▸ **Aufgabe**
Wie lang ist laut dem Forenthread zur Mountainbike-Ausfahrt die Strecke, die Digicambiker für die 2. Gruppe zusammengestellt hat, und wie viele Höhenmeter umfasst sie?

▸ **Vorliegender Text**
PS: [offtopic] Wegen Samstag: Vorgesehener Start Richtung Schmelz ist 13Uhr. Am sichersten wird es sein, kurzfristig nochmal auf der RV Tempo-HP nachzusehen. In der Shoutbox würden Änderungen des Abfahrtstermins vermerkt, falls sich welche ergeben. Je nachdem wie lange ihr beim Cross-Rennen zuschauen wollt, solltet ihr eure Lampen nicht vergessen...


----------



## squirrel (24. Dezember 2006)

Obwohl das eher ein Silvester-Thread ist, an dieser Stelle schonmal frohe Weihnachten an die Community. 
Wenn ihr die guten Vorsätze schon im "alten Jahr" beginnen wollt, könnt ihr mit dem Anti-Weihnachtsspeck-Programm bzw. dem Frühjahrs-Formaufbau-Training schon am 30.12. beginnen... 

Wir sehn uns...


----------



## Digicambiker (28. Dezember 2006)

Hallo zusammen
Ich hoffe ihr habt die Weihnachten alle gut überstanden.
So wie es aussieht, werde ich die 2. Gruppe führen. Habe gestern mal ne Strecke zusammengewürfelt, die bei meinem Mitfahrer gut ankam  .
Es werden 30 Km werden und ca. 500-550 Hm. Wenn die Witterung so bleibt, wird an der Strecke nichts mehr geändert. Wir werden einige Trails mitnehmen, auf jedenfall Streckenteile befahren, die eines Moutainbikes würdig sind  . Freue mich schon auf Samstag und hoffentlich bleibt das Wetter so.

Gruß Domenico


----------



## tiegerbaehr (28. Dezember 2006)

Digicambiker schrieb:


> Hallo zusammen
> Ich hoffe ihr habt die Weihnachten alle gut überstanden.
> So wie es aussieht, werde ich die 2. Gruppe führen. Habe gestern mal ne Strecke zusammengewürfelt, die bei meinem Mitfahrer gut ankam  .
> Es werden 30 Km werden und ca. 500-550 Hm. Wenn die Witterung so bleibt, wird an der Strecke nichts mehr geändert. Wir werden einige Trails mitnehmen, auf jedenfall Streckenteile befahren, die eines Moutainbikes würdig sind  . Freue mich schon auf Samstag und hoffentlich bleibt das Wetter so.

▸ **Daten**
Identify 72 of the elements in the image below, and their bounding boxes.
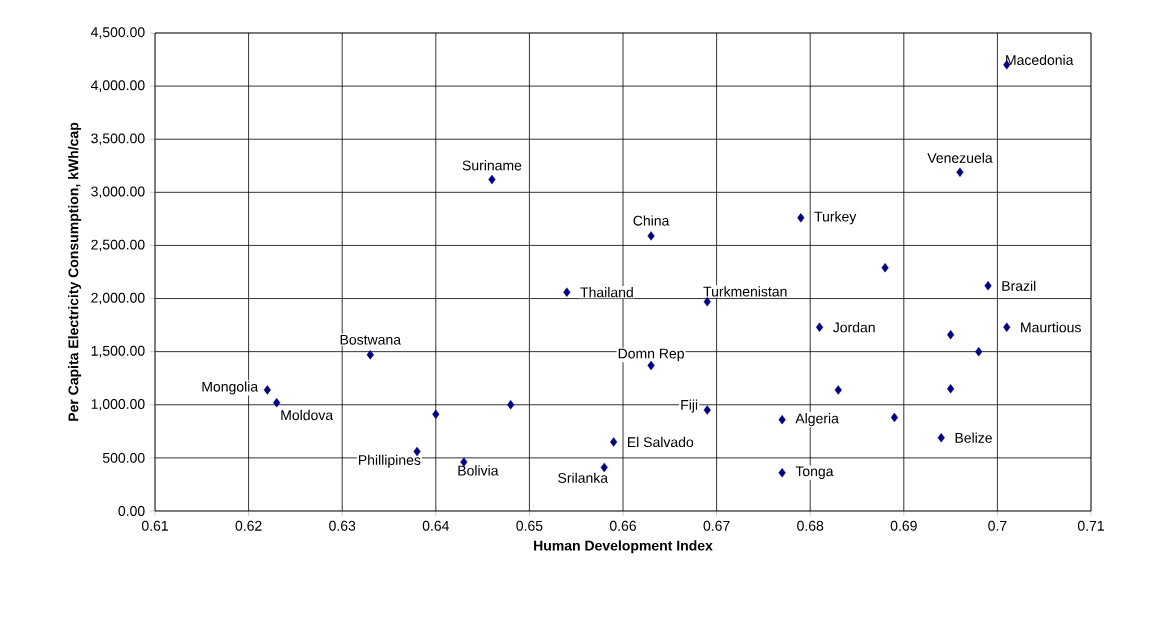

▸ **Ergebnis**
Die Strecke ist 30 km lang und hat ca. 500–550 Höhenmeter.